Extract every line that contains the word "this".

───── PROVIDED RECORDS

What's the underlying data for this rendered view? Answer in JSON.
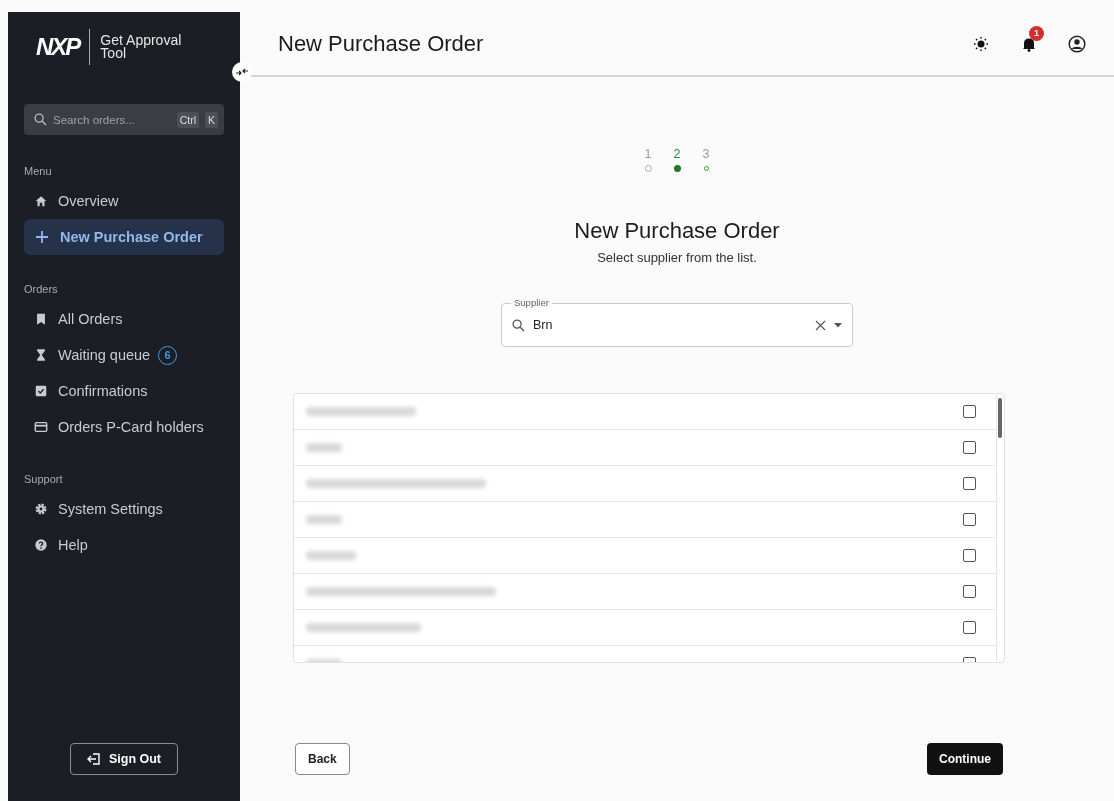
{
  "sidebar": {
    "logo": "NXP",
    "app_name": "Get Approval Tool",
    "search": {
      "placeholder": "Search orders...",
      "shortcut": [
        "Ctrl",
        "K"
      ]
    },
    "sections": [
      {
        "title": "Menu",
        "items": [
          {
            "label": "Overview",
            "selected": false
          },
          {
            "label": "New Purchase Order",
            "selected": true
          }
        ]
      },
      {
        "title": "Orders",
        "items": [
          {
            "label": "All Orders",
            "selected": false
          },
          {
            "label": "Waiting queue",
            "selected": false,
            "badge": "6"
          },
          {
            "label": "Confirmations",
            "selected": false
          },
          {
            "label": "Orders P-Card holders",
            "selected": false
          }
        ]
      },
      {
        "title": "Support",
        "items": [
          {
            "label": "System Settings",
            "selected": false
          },
          {
            "label": "Help",
            "selected": false
          }
        ]
      }
    ],
    "sign_out": "Sign Out"
  },
  "header": {
    "title": "New Purchase Order",
    "notifications": "1"
  },
  "stepper": [
    {
      "label": "1",
      "kind": "done"
    },
    {
      "label": "2",
      "kind": "current"
    },
    {
      "label": "3",
      "kind": "upcoming"
    }
  ],
  "form": {
    "title": "New Purchase Order",
    "subtitle": "Select supplier from the list.",
    "supplier": {
      "label": "Supplier",
      "value": "Brn"
    }
  },
  "suppliers": [
    {
      "checked": false
    },
    {
      "checked": false
    },
    {
      "checked": false
    },
    {
      "checked": false
    },
    {
      "checked": false
    },
    {
      "checked": false
    },
    {
      "checked": false
    },
    {
      "checked": false
    }
  ],
  "buttons": {
    "back": "Back",
    "continue": "Continue"
  }
}
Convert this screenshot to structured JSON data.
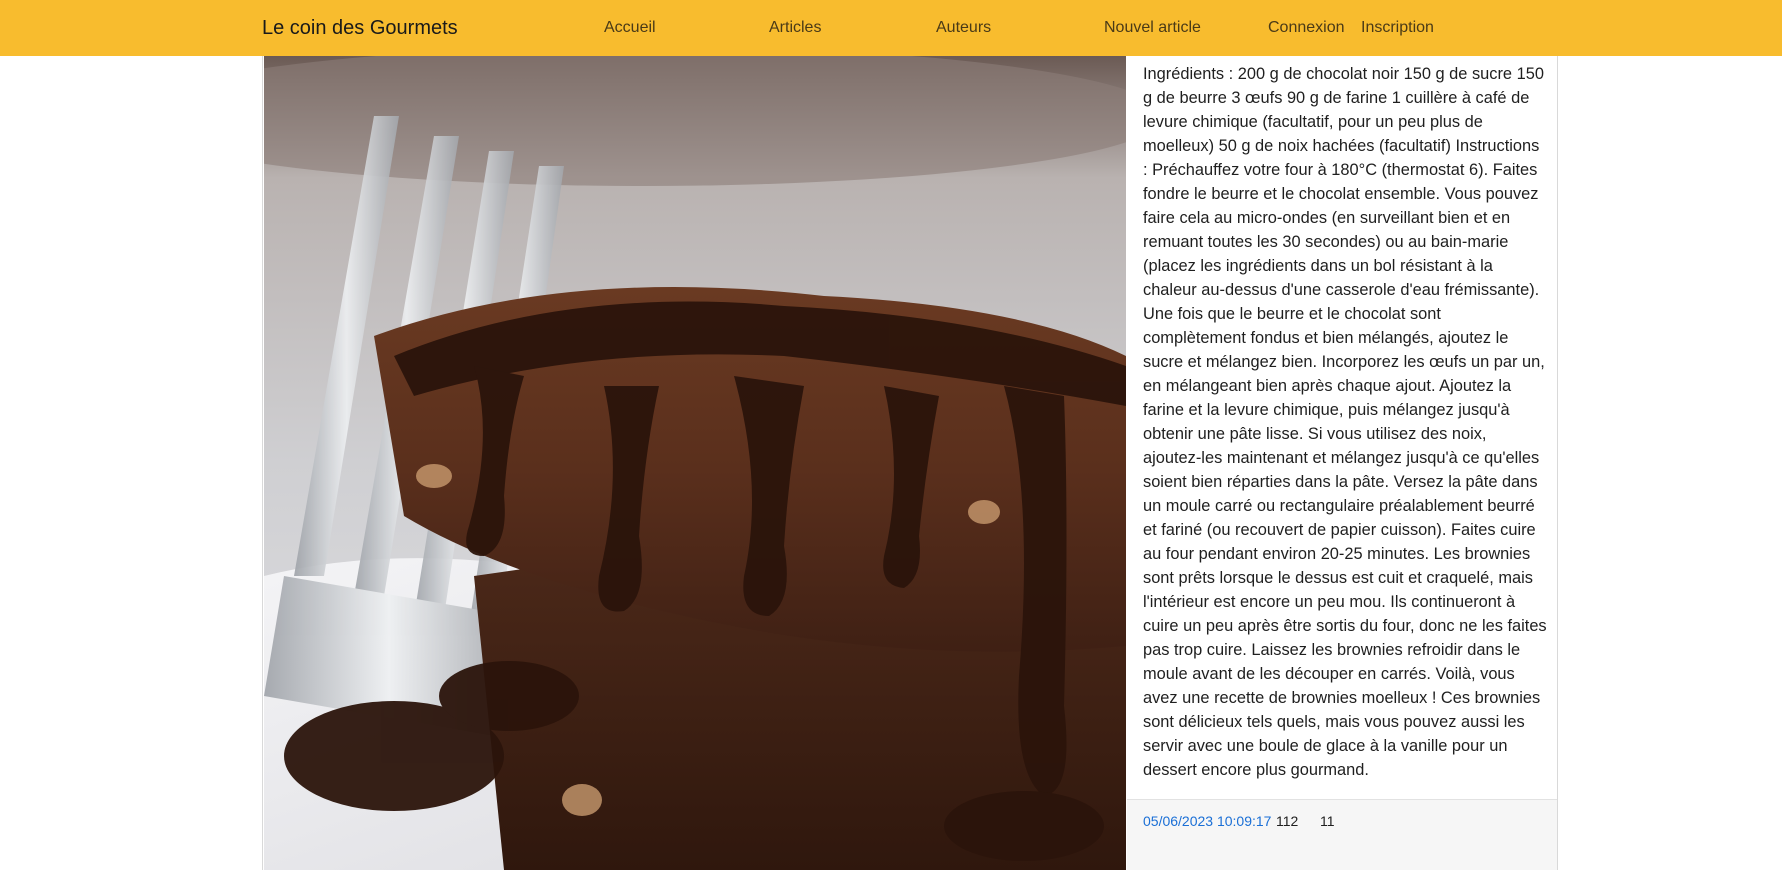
{
  "navbar": {
    "brand": "Le coin des Gourmets",
    "links": [
      {
        "label": "Accueil"
      },
      {
        "label": "Articles"
      },
      {
        "label": "Auteurs"
      },
      {
        "label": "Nouvel article"
      },
      {
        "label": "Connexion"
      },
      {
        "label": "Inscription"
      }
    ],
    "background_color": "#f8bc2e"
  },
  "article": {
    "image": {
      "subject": "chocolate brownies with melted chocolate sauce"
    },
    "body": "Ingrédients : 200 g de chocolat noir 150 g de sucre 150 g de beurre 3 œufs 90 g de farine 1 cuillère à café de levure chimique (facultatif, pour un peu plus de moelleux) 50 g de noix hachées (facultatif) Instructions : Préchauffez votre four à 180°C (thermostat 6). Faites fondre le beurre et le chocolat ensemble. Vous pouvez faire cela au micro-ondes (en surveillant bien et en remuant toutes les 30 secondes) ou au bain-marie (placez les ingrédients dans un bol résistant à la chaleur au-dessus d'une casserole d'eau frémissante). Une fois que le beurre et le chocolat sont complètement fondus et bien mélangés, ajoutez le sucre et mélangez bien. Incorporez les œufs un par un, en mélangeant bien après chaque ajout. Ajoutez la farine et la levure chimique, puis mélangez jusqu'à obtenir une pâte lisse. Si vous utilisez des noix, ajoutez-les maintenant et mélangez jusqu'à ce qu'elles soient bien réparties dans la pâte. Versez la pâte dans un moule carré ou rectangulaire préalablement beurré et fariné (ou recouvert de papier cuisson). Faites cuire au four pendant environ 20-25 minutes. Les brownies sont prêts lorsque le dessus est cuit et craquelé, mais l'intérieur est encore un peu mou. Ils continueront à cuire un peu après être sortis du four, donc ne les faites pas trop cuire. Laissez les brownies refroidir dans le moule avant de les découper en carrés. Voilà, vous avez une recette de brownies moelleux ! Ces brownies sont délicieux tels quels, mais vous pouvez aussi les servir avec une boule de glace à la vanille pour un dessert encore plus gourmand.",
    "footer": {
      "date": "05/06/2023 10:09:17",
      "stat_1": "112",
      "stat_2": "11"
    },
    "date_color": "#1a6fd6"
  }
}
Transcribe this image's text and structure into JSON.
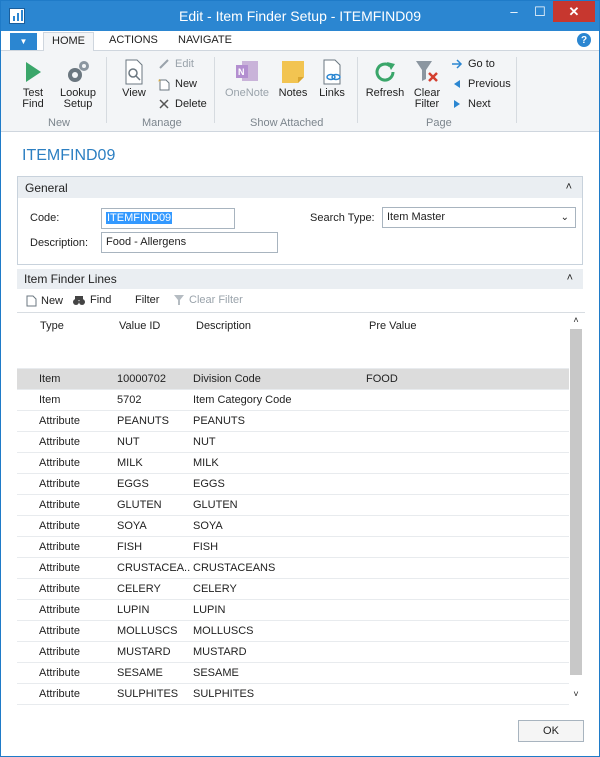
{
  "window": {
    "title": "Edit - Item Finder Setup - ITEMFIND09",
    "minimize": "–",
    "maximize": "☐",
    "close": "✕"
  },
  "ribbon_tabs": [
    "HOME",
    "ACTIONS",
    "NAVIGATE"
  ],
  "help": "?",
  "ribbon": {
    "new_group": {
      "test_find": "Test\nFind",
      "lookup_setup": "Lookup\nSetup",
      "label": "New"
    },
    "manage_group": {
      "view": "View",
      "edit": "Edit",
      "new": "New",
      "delete": "Delete",
      "label": "Manage"
    },
    "show_attached_group": {
      "onenote": "OneNote",
      "notes": "Notes",
      "links": "Links",
      "label": "Show Attached"
    },
    "page_group": {
      "refresh": "Refresh",
      "clear_filter": "Clear\nFilter",
      "go_to": "Go to",
      "previous": "Previous",
      "next": "Next",
      "label": "Page"
    }
  },
  "page_title": "ITEMFIND09",
  "general": {
    "header": "General",
    "code_label": "Code:",
    "code_value": "ITEMFIND09",
    "description_label": "Description:",
    "description_value": "Food - Allergens",
    "search_type_label": "Search Type:",
    "search_type_value": "Item Master"
  },
  "lines": {
    "header": "Item Finder Lines",
    "toolbar": {
      "new": "New",
      "find": "Find",
      "filter": "Filter",
      "clear_filter": "Clear Filter"
    },
    "columns": [
      "Type",
      "Value ID",
      "Description",
      "Pre Value"
    ],
    "rows": [
      {
        "type": "",
        "value_id": "",
        "description": "",
        "pre_value": ""
      },
      {
        "type": "Item",
        "value_id": "10000702",
        "description": "Division Code",
        "pre_value": "FOOD"
      },
      {
        "type": "Item",
        "value_id": "5702",
        "description": "Item Category Code",
        "pre_value": ""
      },
      {
        "type": "Attribute",
        "value_id": "PEANUTS",
        "description": "PEANUTS",
        "pre_value": ""
      },
      {
        "type": "Attribute",
        "value_id": "NUT",
        "description": "NUT",
        "pre_value": ""
      },
      {
        "type": "Attribute",
        "value_id": "MILK",
        "description": "MILK",
        "pre_value": ""
      },
      {
        "type": "Attribute",
        "value_id": "EGGS",
        "description": "EGGS",
        "pre_value": ""
      },
      {
        "type": "Attribute",
        "value_id": "GLUTEN",
        "description": "GLUTEN",
        "pre_value": ""
      },
      {
        "type": "Attribute",
        "value_id": "SOYA",
        "description": "SOYA",
        "pre_value": ""
      },
      {
        "type": "Attribute",
        "value_id": "FISH",
        "description": "FISH",
        "pre_value": ""
      },
      {
        "type": "Attribute",
        "value_id": "CRUSTACEA...",
        "description": "CRUSTACEANS",
        "pre_value": ""
      },
      {
        "type": "Attribute",
        "value_id": "CELERY",
        "description": "CELERY",
        "pre_value": ""
      },
      {
        "type": "Attribute",
        "value_id": "LUPIN",
        "description": "LUPIN",
        "pre_value": ""
      },
      {
        "type": "Attribute",
        "value_id": "MOLLUSCS",
        "description": "MOLLUSCS",
        "pre_value": ""
      },
      {
        "type": "Attribute",
        "value_id": "MUSTARD",
        "description": "MUSTARD",
        "pre_value": ""
      },
      {
        "type": "Attribute",
        "value_id": "SESAME",
        "description": "SESAME",
        "pre_value": ""
      },
      {
        "type": "Attribute",
        "value_id": "SULPHITES",
        "description": "SULPHITES",
        "pre_value": ""
      }
    ],
    "selected_row": 1
  },
  "ok_button": "OK",
  "colors": {
    "accent": "#2b86d1",
    "title_text": "#2c7fc2",
    "close": "#c7372f",
    "selected_row": "#dcdcdc"
  }
}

──────────

* RIGHT ANSWER:
What's the underlying data for this rendered view? Answer in JSON.
Convert this screenshot to structured JSON data.
Transcribe this image's text and structure into JSON.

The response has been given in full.